▸ **DIRECTIONS**
Leave out the pictures and copy the remaining records exactly.

▸ **MATERIAL FOR THE TASK**
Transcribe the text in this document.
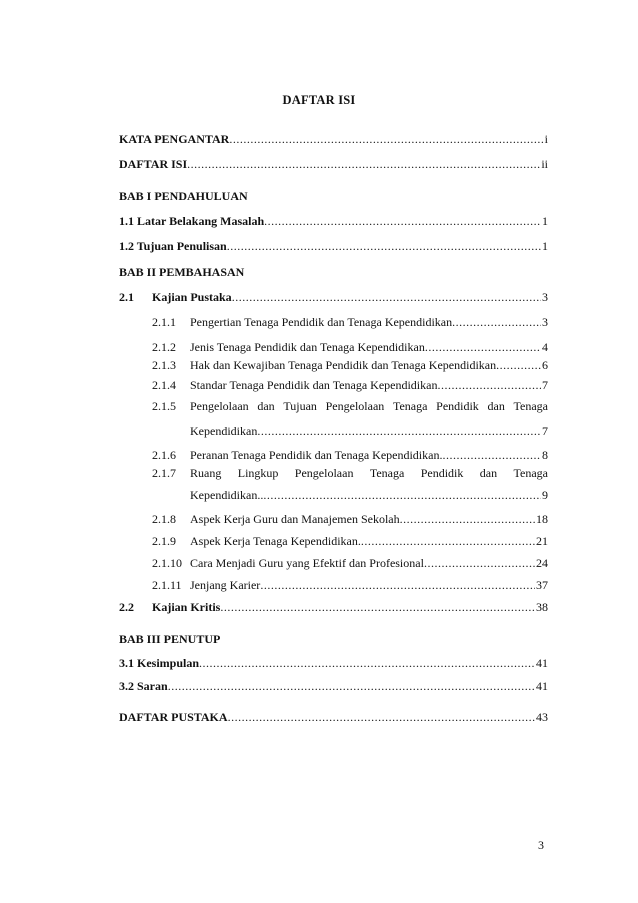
DAFTAR ISI
KATA PENGANTAR .....	i
DAFTAR ISI .....	ii
BAB I PENDAHULUAN
1.1 Latar Belakang Masalah .....	1
1.2 Tujuan Penulisan .....	1
BAB II PEMBAHASAN
2.1	Kajian Pustaka .....	3
2.1.1	Pengertian Tenaga Pendidik dan Tenaga Kependidikan .....	3
2.1.2	Jenis Tenaga Pendidik dan Tenaga Kependidikan .....	4
2.1.3	Hak dan Kewajiban Tenaga Pendidik dan Tenaga Kependidikan .....	6
2.1.4	Standar Tenaga Pendidik dan Tenaga Kependidikan .....	7
2.1.5	Pengelolaan dan Tujuan Pengelolaan Tenaga Pendidik dan Tenaga
Kependidikan .....	7
2.1.6	Peranan Tenaga Pendidik dan Tenaga Kependidikan. .....	8
2.1.7	Ruang Lingkup Pengelolaan Tenaga Pendidik dan Tenaga
Kependidikan.. .....	9
2.1.8	Aspek Kerja Guru dan Manajemen Sekolah .....	18
2.1.9	Aspek Kerja Tenaga Kependidikan. .....	21
2.1.10 Cara Menjadi Guru yang Efektif dan Profesional .....	24
2.1.11 Jenjang Karier .....	37
2.2	Kajian Kritis .....	38
BAB III PENUTUP
3.1 Kesimpulan .....	41
3.2 Saran .....	41
DAFTAR PUSTAKA .....	43
3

▸ **EXERCISE RESPONSE**
Transcribe the text in this document.
DAFTAR ISI
KATA PENGANTAR .....	i
DAFTAR ISI .....	ii
BAB I PENDAHULUAN
1.1 Latar Belakang Masalah .....	1
1.2 Tujuan Penulisan .....	1
BAB II PEMBAHASAN
2.1	Kajian Pustaka .....	3
2.1.1	Pengertian Tenaga Pendidik dan Tenaga Kependidikan .....	3
2.1.2	Jenis Tenaga Pendidik dan Tenaga Kependidikan .....	4
2.1.3	Hak dan Kewajiban Tenaga Pendidik dan Tenaga Kependidikan .....	6
2.1.4	Standar Tenaga Pendidik dan Tenaga Kependidikan .....	7
2.1.5	Pengelolaan dan Tujuan Pengelolaan Tenaga Pendidik dan Tenaga
Kependidikan .....	7
2.1.6	Peranan Tenaga Pendidik dan Tenaga Kependidikan. .....	8
2.1.7	Ruang Lingkup Pengelolaan Tenaga Pendidik dan Tenaga
Kependidikan.. .....	9
2.1.8	Aspek Kerja Guru dan Manajemen Sekolah .....	18
2.1.9	Aspek Kerja Tenaga Kependidikan. .....	21
2.1.10 Cara Menjadi Guru yang Efektif dan Profesional .....	24
2.1.11 Jenjang Karier .....	37
2.2	Kajian Kritis .....	38
BAB III PENUTUP
3.1 Kesimpulan .....	41
3.2 Saran .....	41
DAFTAR PUSTAKA .....	43
3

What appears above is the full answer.